## Problem to work on:
Go through the data below and gather each line containing "structured".

[Rows from a figure dataset]

= = = =

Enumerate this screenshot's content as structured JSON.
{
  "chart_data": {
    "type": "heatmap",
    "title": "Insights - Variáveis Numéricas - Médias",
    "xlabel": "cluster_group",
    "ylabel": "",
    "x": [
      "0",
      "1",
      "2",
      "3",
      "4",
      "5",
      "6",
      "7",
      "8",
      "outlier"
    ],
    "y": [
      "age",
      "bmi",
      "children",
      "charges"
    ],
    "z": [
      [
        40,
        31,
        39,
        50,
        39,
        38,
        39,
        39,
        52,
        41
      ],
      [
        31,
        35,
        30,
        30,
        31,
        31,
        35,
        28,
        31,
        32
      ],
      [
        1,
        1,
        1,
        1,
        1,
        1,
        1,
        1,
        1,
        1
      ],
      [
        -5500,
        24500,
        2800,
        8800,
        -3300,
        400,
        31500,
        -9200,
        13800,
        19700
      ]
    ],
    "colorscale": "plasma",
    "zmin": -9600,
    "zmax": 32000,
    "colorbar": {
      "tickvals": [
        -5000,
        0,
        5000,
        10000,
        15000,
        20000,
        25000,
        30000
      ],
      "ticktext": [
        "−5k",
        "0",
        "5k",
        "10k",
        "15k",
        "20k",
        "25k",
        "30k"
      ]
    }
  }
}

= = = =

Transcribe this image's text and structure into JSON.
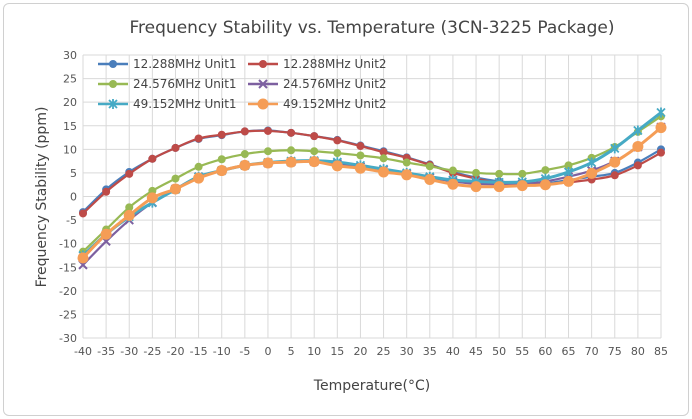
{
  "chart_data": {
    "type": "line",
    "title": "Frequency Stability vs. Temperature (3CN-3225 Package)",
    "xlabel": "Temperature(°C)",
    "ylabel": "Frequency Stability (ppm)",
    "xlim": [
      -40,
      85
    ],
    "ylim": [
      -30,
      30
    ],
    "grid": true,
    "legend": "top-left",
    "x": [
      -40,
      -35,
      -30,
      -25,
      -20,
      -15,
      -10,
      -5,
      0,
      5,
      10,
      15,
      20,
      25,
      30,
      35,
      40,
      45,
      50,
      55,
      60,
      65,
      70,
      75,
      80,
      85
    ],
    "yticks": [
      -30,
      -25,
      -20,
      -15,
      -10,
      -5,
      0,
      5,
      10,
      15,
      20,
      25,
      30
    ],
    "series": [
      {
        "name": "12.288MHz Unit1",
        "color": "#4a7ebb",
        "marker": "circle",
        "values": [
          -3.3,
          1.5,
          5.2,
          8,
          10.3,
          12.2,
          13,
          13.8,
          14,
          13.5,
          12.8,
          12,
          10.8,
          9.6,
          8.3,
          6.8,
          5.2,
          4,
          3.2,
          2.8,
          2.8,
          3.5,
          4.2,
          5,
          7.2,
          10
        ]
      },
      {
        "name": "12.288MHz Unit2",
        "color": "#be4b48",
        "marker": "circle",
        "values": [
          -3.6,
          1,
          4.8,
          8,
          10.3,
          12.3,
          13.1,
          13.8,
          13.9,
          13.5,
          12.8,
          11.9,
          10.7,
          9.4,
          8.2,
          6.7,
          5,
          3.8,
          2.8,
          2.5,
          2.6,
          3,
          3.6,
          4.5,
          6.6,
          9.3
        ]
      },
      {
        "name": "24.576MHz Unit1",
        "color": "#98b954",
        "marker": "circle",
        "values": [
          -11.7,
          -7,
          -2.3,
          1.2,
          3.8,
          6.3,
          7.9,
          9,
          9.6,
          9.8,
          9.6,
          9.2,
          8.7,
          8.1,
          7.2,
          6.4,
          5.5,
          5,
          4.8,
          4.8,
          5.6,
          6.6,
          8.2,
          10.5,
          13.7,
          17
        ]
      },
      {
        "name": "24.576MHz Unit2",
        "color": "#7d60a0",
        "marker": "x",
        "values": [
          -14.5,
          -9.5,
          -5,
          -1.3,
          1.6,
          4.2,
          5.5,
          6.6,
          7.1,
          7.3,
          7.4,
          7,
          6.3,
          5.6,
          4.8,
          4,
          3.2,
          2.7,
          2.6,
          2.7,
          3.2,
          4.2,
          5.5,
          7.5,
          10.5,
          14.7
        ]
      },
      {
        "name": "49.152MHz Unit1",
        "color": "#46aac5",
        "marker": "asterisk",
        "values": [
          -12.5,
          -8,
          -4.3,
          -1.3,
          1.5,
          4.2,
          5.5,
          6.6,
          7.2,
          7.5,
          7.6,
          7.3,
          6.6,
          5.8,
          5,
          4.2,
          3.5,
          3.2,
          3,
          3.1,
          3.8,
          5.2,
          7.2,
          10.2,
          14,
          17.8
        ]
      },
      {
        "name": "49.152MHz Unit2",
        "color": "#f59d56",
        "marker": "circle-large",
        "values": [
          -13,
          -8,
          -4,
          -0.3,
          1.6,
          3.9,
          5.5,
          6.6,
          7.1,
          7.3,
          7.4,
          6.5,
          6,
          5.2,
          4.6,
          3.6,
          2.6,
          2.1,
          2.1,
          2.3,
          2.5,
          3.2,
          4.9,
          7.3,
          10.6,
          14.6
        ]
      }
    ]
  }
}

= = = =

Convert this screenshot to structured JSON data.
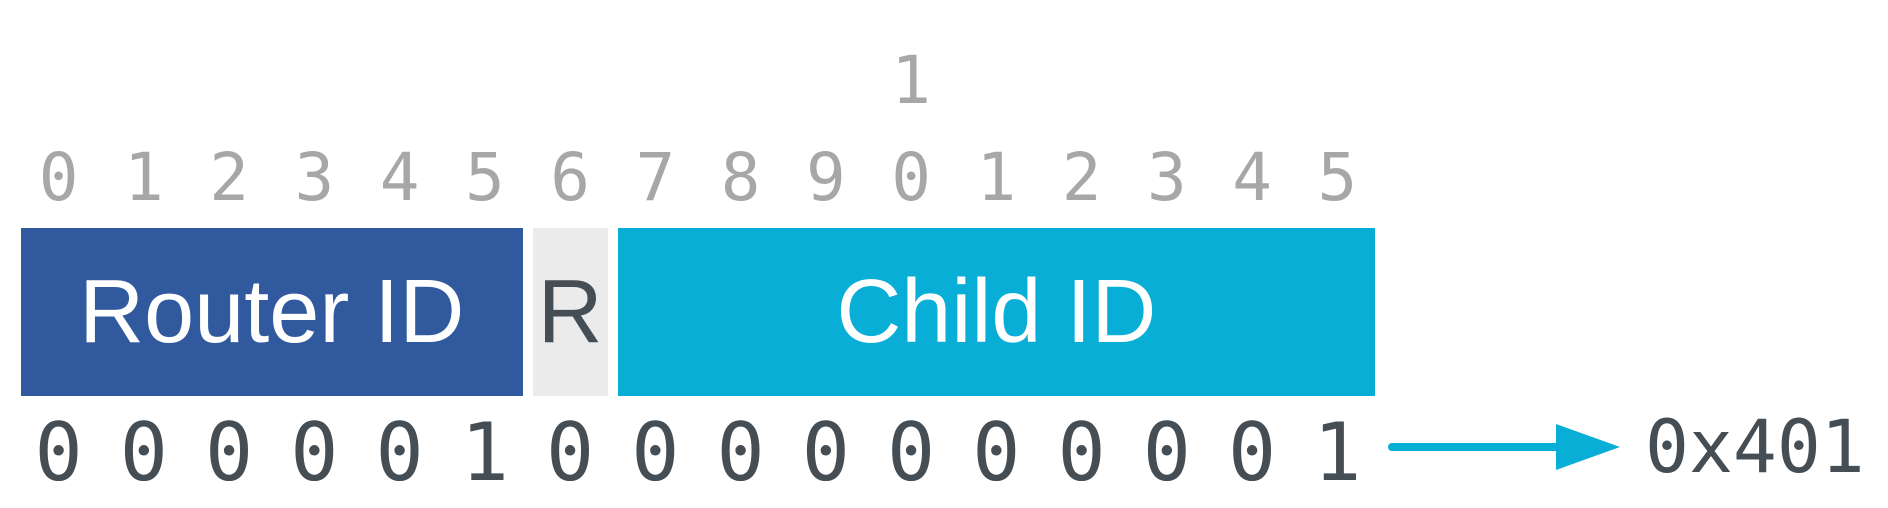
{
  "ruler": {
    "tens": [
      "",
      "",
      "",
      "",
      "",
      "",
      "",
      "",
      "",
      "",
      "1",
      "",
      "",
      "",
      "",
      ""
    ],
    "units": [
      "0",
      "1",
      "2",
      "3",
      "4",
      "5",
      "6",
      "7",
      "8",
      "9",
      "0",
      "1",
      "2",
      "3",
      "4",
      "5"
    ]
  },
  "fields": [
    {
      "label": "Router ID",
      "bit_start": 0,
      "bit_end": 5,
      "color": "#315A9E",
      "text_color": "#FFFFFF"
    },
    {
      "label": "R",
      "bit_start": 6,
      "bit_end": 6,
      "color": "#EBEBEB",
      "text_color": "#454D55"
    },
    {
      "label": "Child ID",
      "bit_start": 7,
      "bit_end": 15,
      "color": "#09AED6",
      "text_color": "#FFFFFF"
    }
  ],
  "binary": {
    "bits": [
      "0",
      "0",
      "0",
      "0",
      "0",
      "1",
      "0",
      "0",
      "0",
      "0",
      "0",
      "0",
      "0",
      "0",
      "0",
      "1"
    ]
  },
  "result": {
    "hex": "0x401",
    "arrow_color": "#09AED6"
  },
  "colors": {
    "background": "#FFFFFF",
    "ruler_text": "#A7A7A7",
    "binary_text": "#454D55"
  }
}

= = = =

## The reply:
Enumerate this screenshot's content as structured JSON.
Convert this screenshot to structured JSON data.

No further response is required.